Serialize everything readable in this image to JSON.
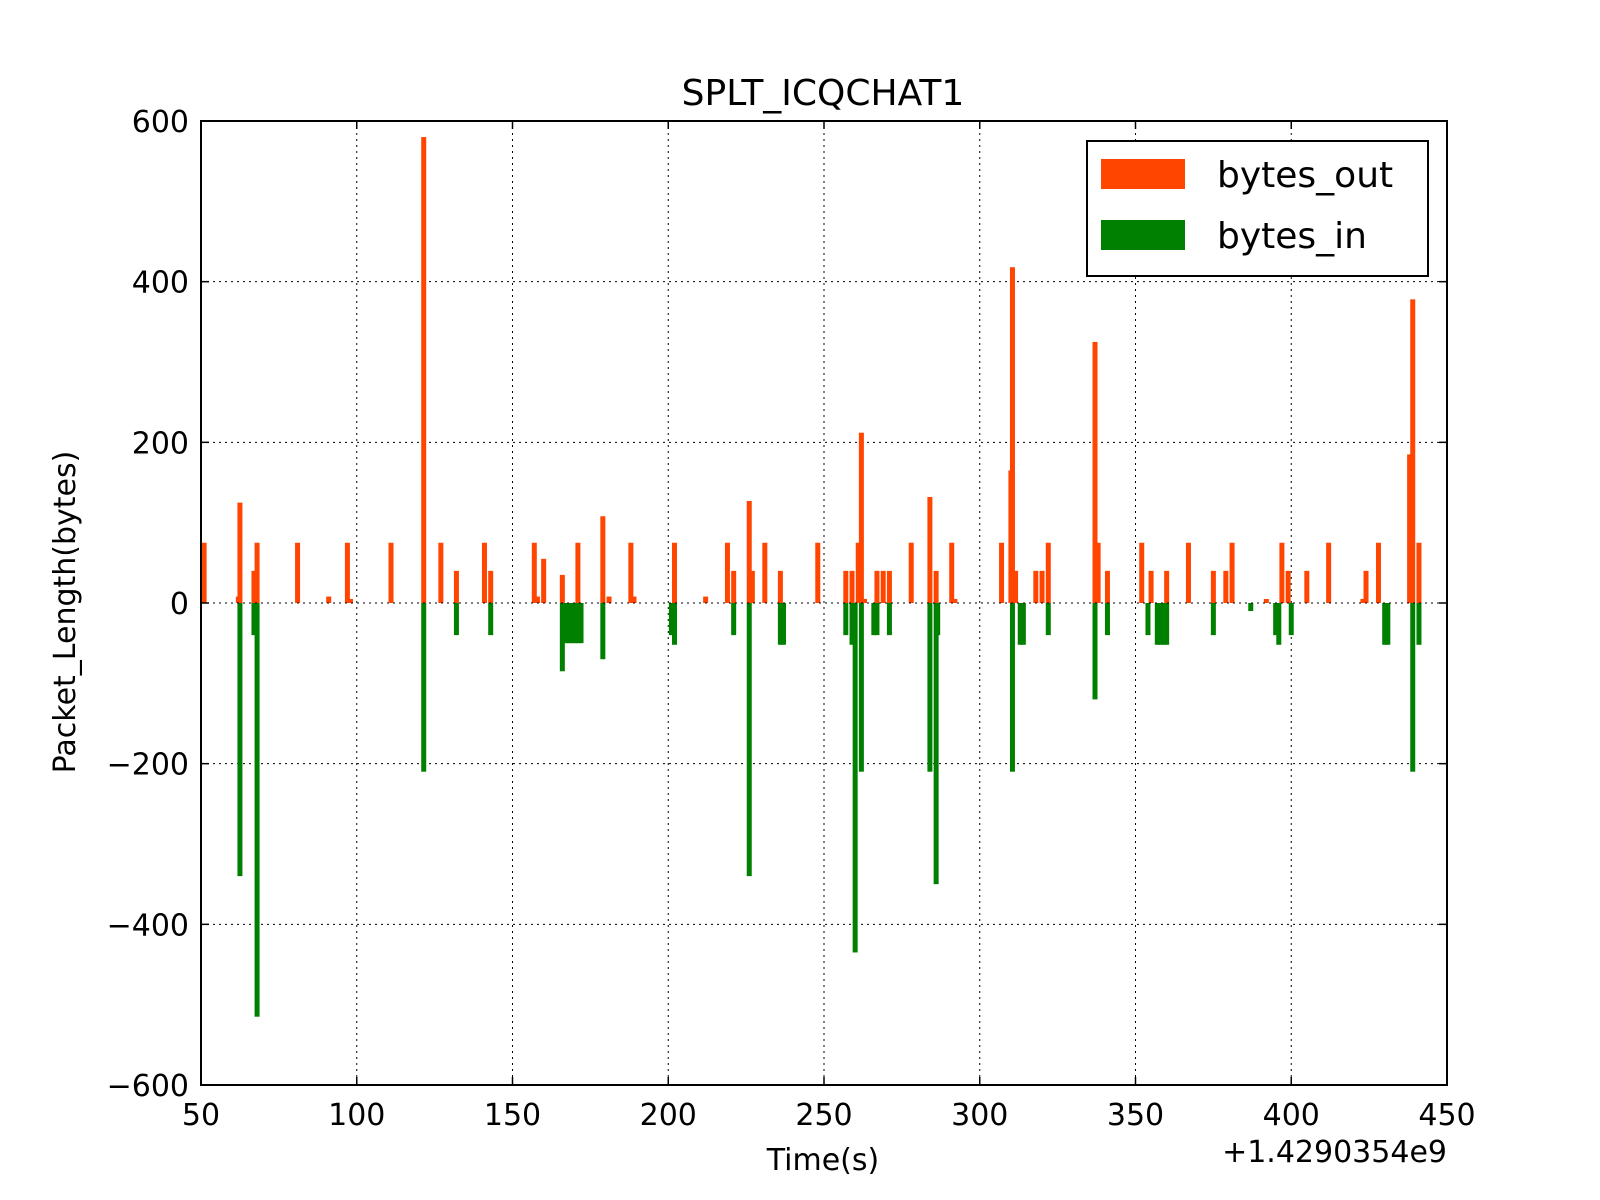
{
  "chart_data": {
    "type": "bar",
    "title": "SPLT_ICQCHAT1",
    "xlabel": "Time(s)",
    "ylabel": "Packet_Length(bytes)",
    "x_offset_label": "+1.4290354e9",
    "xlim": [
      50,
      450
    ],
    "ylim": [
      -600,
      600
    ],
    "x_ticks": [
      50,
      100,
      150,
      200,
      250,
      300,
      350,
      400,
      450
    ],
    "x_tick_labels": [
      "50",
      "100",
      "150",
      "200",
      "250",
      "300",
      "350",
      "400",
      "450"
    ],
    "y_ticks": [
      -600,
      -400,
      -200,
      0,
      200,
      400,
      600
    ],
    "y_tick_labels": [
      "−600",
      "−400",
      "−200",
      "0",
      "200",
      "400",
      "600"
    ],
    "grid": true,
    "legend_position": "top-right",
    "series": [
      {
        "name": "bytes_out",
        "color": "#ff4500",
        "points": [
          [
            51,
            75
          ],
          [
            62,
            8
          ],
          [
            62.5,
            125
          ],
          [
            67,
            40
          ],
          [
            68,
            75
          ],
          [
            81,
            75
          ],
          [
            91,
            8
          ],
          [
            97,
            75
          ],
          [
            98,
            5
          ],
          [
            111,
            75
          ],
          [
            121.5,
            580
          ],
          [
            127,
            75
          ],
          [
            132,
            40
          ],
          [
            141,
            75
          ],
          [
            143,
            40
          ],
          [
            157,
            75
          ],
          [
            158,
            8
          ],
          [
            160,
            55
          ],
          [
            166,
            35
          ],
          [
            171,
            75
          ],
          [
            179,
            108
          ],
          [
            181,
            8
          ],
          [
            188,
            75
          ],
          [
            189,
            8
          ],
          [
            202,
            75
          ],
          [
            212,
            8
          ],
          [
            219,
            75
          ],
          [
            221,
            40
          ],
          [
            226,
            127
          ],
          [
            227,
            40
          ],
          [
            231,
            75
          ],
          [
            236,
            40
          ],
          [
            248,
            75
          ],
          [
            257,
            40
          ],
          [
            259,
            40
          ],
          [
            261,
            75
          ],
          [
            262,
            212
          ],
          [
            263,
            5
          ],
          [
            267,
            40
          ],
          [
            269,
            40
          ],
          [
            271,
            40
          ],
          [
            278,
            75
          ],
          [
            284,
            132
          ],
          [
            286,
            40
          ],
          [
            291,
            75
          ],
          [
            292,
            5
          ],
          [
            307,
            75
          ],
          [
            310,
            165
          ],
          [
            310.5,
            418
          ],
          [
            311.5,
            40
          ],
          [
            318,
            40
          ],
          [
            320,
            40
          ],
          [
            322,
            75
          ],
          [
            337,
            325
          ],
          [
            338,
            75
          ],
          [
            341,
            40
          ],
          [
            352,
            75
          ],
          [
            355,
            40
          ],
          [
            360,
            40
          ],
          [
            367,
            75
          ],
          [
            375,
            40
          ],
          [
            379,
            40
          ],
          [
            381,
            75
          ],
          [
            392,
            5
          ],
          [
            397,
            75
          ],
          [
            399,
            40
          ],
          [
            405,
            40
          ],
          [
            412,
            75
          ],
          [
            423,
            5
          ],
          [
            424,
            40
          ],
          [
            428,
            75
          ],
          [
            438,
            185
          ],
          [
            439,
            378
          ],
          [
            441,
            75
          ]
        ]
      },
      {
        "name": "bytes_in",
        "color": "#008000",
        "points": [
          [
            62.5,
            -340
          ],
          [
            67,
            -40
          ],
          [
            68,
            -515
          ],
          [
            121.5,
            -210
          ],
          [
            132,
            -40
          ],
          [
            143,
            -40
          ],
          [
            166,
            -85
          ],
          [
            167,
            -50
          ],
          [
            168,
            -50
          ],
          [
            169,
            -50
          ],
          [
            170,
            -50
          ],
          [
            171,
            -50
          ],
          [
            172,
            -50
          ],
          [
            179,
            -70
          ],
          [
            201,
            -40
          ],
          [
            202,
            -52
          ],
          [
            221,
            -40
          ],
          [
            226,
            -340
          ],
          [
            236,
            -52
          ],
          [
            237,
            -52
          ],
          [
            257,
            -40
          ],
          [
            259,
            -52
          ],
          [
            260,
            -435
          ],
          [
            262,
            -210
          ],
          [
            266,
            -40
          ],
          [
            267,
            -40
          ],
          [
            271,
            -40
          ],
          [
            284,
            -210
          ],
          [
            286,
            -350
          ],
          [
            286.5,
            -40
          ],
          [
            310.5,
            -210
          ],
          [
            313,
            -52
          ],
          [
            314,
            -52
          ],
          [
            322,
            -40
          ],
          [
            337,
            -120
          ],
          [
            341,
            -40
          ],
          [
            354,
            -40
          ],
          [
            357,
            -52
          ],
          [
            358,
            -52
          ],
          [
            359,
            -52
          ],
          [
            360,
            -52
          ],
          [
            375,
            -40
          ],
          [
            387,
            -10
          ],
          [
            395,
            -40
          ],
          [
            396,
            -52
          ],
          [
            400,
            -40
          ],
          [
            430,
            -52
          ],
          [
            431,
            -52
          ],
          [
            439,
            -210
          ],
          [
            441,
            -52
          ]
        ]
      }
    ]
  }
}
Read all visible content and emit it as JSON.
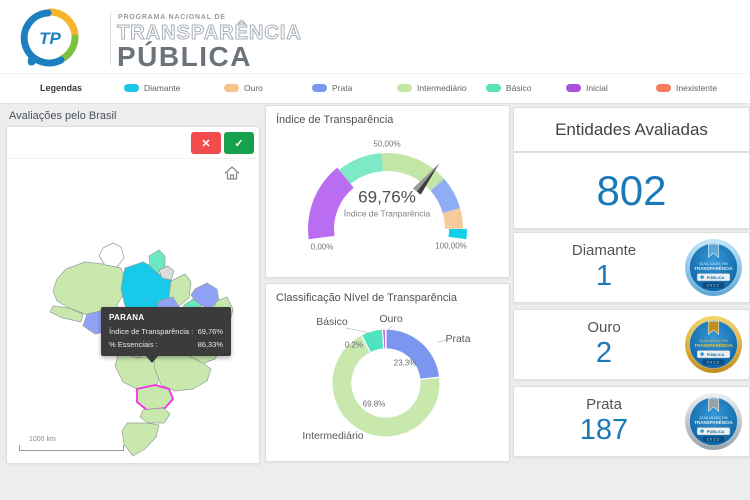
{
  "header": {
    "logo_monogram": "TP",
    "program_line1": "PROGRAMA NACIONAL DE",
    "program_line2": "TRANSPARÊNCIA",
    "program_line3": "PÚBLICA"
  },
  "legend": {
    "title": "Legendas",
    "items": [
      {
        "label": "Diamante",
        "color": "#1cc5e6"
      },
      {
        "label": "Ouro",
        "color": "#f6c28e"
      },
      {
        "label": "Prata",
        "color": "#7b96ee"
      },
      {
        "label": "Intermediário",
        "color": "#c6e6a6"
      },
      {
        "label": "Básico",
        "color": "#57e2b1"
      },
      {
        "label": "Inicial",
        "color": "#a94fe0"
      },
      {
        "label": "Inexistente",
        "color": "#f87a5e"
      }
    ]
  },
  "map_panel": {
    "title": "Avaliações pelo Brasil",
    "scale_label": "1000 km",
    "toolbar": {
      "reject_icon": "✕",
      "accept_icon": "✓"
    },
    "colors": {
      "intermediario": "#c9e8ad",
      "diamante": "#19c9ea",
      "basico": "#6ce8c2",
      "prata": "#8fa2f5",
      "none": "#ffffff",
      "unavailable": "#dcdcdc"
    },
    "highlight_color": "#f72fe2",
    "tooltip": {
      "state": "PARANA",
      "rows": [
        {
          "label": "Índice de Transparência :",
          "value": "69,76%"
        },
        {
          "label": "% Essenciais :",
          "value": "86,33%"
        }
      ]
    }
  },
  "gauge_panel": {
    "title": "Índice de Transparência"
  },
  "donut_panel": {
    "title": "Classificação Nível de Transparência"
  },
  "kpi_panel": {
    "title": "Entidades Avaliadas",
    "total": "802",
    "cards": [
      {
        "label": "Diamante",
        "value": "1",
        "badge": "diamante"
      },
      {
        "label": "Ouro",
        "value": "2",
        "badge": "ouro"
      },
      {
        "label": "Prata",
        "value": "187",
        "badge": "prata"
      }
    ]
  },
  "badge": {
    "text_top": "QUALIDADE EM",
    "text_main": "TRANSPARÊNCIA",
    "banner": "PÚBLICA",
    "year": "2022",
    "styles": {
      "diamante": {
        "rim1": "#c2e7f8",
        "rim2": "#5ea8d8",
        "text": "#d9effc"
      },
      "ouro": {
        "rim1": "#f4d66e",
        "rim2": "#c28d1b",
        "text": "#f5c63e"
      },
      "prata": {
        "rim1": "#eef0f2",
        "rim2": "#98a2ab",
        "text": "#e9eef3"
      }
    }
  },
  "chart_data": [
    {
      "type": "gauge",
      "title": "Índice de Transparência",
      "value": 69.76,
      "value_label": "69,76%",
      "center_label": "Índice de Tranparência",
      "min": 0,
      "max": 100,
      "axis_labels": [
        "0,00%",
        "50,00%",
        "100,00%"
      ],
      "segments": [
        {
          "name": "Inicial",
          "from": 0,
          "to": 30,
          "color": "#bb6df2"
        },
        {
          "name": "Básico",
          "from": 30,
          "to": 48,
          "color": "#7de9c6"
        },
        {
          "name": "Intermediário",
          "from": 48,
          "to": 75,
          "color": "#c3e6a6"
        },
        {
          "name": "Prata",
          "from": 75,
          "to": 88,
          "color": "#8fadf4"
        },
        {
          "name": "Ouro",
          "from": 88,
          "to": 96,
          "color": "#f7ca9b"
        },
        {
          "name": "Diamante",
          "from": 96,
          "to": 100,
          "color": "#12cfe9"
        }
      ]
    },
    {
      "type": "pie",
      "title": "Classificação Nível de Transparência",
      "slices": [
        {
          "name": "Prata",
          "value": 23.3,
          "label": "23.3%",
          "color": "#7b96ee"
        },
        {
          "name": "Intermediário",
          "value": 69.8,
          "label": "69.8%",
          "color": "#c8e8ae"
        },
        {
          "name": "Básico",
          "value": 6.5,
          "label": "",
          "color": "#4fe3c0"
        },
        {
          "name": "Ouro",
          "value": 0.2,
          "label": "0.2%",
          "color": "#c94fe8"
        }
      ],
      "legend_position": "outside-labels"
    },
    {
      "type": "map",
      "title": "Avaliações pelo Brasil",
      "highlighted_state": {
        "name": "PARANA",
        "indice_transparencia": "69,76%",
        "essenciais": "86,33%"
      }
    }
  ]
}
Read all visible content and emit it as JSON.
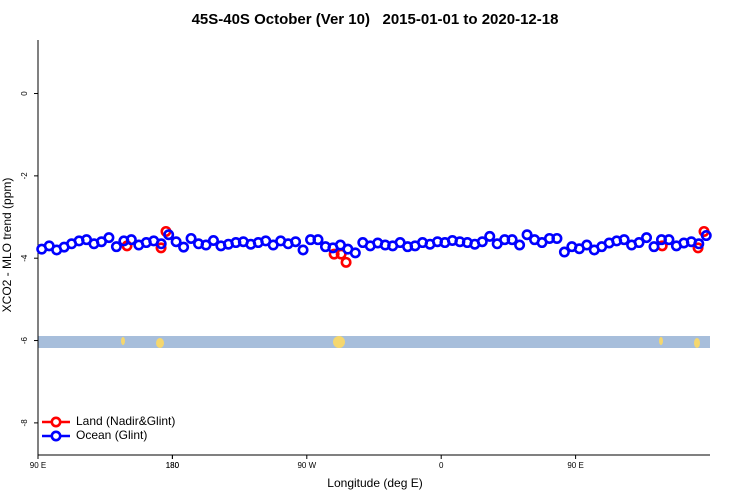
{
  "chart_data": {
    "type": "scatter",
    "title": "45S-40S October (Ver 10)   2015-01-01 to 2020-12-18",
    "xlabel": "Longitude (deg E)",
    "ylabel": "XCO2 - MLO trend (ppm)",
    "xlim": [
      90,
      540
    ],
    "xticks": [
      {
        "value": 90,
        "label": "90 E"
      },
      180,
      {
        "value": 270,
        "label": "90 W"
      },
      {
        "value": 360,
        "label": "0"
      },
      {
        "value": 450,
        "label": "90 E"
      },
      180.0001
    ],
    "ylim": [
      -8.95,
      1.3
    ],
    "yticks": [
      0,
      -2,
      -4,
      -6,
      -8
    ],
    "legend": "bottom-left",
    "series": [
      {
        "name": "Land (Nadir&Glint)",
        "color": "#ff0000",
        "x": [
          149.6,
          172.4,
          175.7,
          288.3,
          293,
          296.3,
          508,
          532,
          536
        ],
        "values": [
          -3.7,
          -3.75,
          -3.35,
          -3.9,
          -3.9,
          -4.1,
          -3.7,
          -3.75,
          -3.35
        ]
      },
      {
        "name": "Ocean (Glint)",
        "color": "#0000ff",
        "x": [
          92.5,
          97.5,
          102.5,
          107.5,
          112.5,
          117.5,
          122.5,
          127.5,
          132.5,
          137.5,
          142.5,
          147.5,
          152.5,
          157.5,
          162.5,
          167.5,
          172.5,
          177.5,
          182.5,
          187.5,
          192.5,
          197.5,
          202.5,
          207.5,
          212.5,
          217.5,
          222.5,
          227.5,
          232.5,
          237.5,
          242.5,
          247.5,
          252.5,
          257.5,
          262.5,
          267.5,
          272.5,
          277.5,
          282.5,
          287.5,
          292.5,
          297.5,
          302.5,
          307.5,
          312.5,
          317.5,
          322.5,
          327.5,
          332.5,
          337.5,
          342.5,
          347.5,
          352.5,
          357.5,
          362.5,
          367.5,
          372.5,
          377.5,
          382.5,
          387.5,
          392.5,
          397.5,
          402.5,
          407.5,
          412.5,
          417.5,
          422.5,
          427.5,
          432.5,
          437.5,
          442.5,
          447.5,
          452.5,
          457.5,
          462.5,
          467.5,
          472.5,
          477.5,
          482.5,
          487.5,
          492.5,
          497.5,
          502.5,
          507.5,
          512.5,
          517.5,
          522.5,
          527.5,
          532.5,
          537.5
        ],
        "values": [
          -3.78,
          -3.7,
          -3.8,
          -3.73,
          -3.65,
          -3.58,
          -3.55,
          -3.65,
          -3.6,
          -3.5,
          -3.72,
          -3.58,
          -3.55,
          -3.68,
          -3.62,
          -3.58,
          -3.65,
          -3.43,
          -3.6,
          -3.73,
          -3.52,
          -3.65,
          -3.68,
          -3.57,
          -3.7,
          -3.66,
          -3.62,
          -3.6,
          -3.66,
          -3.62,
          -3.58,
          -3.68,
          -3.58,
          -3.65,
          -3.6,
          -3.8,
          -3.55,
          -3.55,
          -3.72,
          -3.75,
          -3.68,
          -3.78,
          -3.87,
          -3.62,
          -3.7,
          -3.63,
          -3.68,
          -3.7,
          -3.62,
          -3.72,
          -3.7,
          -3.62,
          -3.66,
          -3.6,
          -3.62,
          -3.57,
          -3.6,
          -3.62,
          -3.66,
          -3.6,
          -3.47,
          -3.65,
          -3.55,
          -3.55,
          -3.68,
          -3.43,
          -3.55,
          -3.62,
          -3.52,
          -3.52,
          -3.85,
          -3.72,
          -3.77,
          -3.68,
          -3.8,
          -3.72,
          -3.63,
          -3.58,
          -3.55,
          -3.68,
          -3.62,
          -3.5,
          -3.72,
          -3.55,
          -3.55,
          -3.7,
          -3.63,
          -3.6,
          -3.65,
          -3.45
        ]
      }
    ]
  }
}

···

- [Short exercise] Extract each line holding the word "PÚBLICA" from the records.

- [Written solution]
    "program_line3": "PÚBLICA"
    "banner": "PÚBLICA",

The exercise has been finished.